**STORED DATA**
((

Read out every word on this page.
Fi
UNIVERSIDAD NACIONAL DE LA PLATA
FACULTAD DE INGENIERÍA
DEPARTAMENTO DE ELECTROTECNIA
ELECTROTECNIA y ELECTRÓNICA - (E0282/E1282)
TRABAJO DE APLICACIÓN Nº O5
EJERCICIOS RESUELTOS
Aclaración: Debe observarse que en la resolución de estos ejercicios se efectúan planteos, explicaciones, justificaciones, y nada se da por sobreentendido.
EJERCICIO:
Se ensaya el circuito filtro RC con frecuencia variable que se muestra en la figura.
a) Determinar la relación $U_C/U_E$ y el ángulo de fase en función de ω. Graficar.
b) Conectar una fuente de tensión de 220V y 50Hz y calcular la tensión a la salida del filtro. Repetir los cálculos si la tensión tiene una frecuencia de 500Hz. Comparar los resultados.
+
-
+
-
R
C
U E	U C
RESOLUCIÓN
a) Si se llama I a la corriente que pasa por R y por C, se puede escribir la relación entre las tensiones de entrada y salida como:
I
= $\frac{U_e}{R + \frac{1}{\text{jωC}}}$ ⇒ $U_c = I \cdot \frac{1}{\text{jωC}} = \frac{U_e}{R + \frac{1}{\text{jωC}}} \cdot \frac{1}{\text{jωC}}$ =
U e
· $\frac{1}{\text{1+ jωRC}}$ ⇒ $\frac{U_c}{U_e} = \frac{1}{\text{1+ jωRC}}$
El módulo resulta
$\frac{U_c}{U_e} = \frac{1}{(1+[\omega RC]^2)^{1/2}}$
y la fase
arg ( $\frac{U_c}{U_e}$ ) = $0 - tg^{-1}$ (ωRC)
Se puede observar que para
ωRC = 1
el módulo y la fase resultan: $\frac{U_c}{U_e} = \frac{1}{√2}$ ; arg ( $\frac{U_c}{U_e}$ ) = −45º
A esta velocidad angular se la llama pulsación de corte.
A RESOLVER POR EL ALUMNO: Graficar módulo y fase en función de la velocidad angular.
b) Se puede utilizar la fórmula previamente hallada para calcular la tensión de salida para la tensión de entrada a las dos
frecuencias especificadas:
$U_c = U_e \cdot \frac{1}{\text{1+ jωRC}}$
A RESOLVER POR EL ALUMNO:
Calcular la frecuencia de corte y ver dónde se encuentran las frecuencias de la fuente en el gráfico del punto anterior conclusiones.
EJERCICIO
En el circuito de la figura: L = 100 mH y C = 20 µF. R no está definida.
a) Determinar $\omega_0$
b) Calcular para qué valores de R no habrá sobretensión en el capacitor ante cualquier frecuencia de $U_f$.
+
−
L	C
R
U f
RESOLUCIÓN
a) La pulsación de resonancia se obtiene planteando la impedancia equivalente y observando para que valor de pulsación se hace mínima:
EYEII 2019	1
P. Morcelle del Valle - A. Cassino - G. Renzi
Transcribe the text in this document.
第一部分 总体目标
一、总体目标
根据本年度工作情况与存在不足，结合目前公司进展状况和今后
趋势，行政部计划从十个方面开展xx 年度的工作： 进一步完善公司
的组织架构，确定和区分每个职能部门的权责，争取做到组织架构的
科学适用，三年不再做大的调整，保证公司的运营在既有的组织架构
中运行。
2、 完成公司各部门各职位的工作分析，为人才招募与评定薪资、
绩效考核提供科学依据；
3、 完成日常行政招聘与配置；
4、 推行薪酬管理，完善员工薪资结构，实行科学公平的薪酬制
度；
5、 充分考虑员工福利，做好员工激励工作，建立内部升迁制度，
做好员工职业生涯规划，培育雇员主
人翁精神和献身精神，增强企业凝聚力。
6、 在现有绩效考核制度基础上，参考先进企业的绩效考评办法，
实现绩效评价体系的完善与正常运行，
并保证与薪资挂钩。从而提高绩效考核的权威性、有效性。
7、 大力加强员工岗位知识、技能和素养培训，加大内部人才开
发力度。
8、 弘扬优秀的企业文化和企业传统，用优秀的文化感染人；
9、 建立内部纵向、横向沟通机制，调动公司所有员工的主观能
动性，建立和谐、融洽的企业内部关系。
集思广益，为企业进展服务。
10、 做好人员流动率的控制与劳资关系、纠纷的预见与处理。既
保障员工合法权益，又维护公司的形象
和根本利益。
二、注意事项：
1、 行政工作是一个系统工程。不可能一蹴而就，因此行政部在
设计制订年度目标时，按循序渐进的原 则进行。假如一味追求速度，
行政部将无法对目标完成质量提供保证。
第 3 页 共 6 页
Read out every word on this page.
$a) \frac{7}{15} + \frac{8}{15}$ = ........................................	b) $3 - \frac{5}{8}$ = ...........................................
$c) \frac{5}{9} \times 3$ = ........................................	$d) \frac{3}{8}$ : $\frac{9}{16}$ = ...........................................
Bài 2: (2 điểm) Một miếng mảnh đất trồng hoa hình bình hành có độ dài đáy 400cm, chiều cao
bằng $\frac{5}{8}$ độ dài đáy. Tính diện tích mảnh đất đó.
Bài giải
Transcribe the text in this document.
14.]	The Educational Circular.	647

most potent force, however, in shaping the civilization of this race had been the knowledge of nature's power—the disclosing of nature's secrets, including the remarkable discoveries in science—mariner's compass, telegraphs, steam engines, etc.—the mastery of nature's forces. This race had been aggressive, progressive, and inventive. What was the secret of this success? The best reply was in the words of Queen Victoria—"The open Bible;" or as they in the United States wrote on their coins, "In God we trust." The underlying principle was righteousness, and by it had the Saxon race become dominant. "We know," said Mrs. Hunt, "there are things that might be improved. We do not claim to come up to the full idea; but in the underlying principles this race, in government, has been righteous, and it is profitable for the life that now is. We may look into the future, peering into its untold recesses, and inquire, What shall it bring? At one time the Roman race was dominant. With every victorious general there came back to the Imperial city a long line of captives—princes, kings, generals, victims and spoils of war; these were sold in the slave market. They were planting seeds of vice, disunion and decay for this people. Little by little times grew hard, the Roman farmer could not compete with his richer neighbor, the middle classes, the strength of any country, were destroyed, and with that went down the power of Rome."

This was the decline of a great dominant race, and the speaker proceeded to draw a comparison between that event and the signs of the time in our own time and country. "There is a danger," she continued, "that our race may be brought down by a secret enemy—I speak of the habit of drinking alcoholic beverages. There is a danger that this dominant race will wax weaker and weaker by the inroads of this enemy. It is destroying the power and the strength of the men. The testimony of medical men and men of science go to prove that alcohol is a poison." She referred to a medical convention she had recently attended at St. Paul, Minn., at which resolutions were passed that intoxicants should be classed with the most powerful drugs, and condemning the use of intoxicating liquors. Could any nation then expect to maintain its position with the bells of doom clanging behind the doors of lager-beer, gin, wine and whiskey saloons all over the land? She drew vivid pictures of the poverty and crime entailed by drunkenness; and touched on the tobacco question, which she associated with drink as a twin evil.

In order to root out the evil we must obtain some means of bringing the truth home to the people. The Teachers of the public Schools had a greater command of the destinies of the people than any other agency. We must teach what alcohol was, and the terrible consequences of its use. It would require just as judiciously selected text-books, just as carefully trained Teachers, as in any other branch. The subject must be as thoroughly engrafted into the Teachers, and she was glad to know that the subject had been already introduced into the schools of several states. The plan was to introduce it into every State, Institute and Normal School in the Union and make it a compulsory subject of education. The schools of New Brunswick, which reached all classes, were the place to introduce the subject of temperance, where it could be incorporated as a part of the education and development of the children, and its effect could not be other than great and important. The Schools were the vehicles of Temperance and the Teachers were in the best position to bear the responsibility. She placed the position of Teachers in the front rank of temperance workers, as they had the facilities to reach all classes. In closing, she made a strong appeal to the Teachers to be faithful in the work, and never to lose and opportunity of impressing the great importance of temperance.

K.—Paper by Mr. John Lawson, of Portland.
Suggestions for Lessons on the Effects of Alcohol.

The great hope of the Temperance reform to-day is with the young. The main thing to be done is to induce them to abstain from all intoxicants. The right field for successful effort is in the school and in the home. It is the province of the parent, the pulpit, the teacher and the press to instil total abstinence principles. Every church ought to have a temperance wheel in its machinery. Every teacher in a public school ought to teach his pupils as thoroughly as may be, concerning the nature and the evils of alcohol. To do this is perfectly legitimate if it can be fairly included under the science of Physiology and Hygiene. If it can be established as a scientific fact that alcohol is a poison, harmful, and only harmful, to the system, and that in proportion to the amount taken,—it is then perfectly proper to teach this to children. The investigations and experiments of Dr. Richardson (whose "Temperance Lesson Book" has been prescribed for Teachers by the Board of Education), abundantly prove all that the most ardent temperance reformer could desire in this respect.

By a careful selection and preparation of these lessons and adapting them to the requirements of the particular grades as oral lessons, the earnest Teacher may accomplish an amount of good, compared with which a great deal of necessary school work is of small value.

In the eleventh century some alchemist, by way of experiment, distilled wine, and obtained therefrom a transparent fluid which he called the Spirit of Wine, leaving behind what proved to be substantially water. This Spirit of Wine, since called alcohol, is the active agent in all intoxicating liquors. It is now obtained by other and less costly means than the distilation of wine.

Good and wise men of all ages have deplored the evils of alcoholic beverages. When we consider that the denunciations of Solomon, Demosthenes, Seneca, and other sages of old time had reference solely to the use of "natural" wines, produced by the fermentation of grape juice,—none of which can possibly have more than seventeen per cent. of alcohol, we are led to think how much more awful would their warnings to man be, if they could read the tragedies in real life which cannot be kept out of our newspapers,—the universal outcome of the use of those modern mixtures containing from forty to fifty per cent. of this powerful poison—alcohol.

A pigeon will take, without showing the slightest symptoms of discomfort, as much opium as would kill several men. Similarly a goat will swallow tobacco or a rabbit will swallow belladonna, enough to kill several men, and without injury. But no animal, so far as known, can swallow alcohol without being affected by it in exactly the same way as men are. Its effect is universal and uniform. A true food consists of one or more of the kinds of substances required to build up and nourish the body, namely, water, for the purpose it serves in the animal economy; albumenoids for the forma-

))

**WHAT IS NEEDED**
A number is the only answer here: how many lines of the material above contain "frecuencias"?

**SOLUTION TO THIS TASK**
2